INPUT
>> Start

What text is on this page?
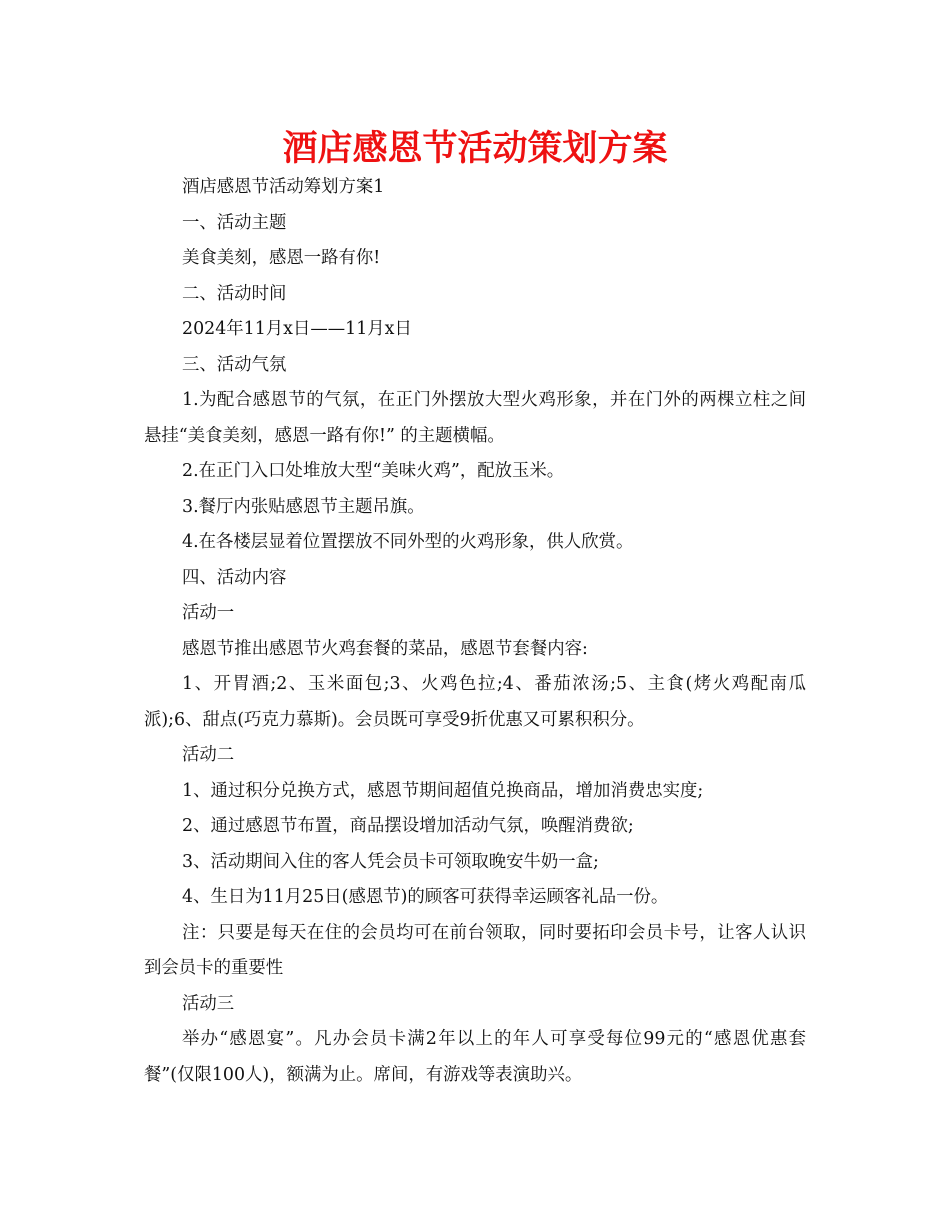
酒店感恩节活动策划方案

酒店感恩节活动筹划方案1

一、活动主题

美食美刻，感恩一路有你!

二、活动时间

2024年11月x日——11月x日

三、活动气氛

1.为配合感恩节的气氛，在正门外摆放大型火鸡形象，并在门外的两棵立柱之间悬挂“美食美刻，感恩一路有你!” 的主题横幅。

2.在正门入口处堆放大型“美味火鸡”，配放玉米。

3.餐厅内张贴感恩节主题吊旗。

4.在各楼层显着位置摆放不同外型的火鸡形象，供人欣赏。

四、活动内容

活动一

感恩节推出感恩节火鸡套餐的菜品，感恩节套餐内容:

1、开胃酒;2、玉米面包;3、火鸡色拉;4、番茄浓汤;5、主食(烤火鸡配南瓜派);6、甜点(巧克力慕斯)。会员既可享受9折优惠又可累积积分。

活动二

1、通过积分兑换方式，感恩节期间超值兑换商品，增加消费忠实度;

2、通过感恩节布置，商品摆设增加活动气氛，唤醒消费欲;

3、活动期间入住的客人凭会员卡可领取晚安牛奶一盒;

4、生日为11月25日(感恩节)的顾客可获得幸运顾客礼品一份。

注：只要是每天在住的会员均可在前台领取，同时要拓印会员卡号，让客人认识到会员卡的重要性

活动三

举办“感恩宴”。凡办会员卡满2年以上的年人可享受每位99元的“感恩优惠套餐”(仅限100人)，额满为止。席间，有游戏等表演助兴。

>> End

REQUIRED WORK
From the data above, write out everything exactly except the pictures.

CORRECT ANSWER
What text is on this page?
酒店感恩节活动策划方案

酒店感恩节活动筹划方案1

一、活动主题

美食美刻，感恩一路有你!

二、活动时间

2024年11月x日——11月x日

三、活动气氛

1.为配合感恩节的气氛，在正门外摆放大型火鸡形象，并在门外的两棵立柱之间悬挂“美食美刻，感恩一路有你!” 的主题横幅。

2.在正门入口处堆放大型“美味火鸡”，配放玉米。

3.餐厅内张贴感恩节主题吊旗。

4.在各楼层显着位置摆放不同外型的火鸡形象，供人欣赏。

四、活动内容

活动一

感恩节推出感恩节火鸡套餐的菜品，感恩节套餐内容:

1、开胃酒;2、玉米面包;3、火鸡色拉;4、番茄浓汤;5、主食(烤火鸡配南瓜派);6、甜点(巧克力慕斯)。会员既可享受9折优惠又可累积积分。

活动二

1、通过积分兑换方式，感恩节期间超值兑换商品，增加消费忠实度;

2、通过感恩节布置，商品摆设增加活动气氛，唤醒消费欲;

3、活动期间入住的客人凭会员卡可领取晚安牛奶一盒;

4、生日为11月25日(感恩节)的顾客可获得幸运顾客礼品一份。

注：只要是每天在住的会员均可在前台领取，同时要拓印会员卡号，让客人认识到会员卡的重要性

活动三

举办“感恩宴”。凡办会员卡满2年以上的年人可享受每位99元的“感恩优惠套餐”(仅限100人)，额满为止。席间，有游戏等表演助兴。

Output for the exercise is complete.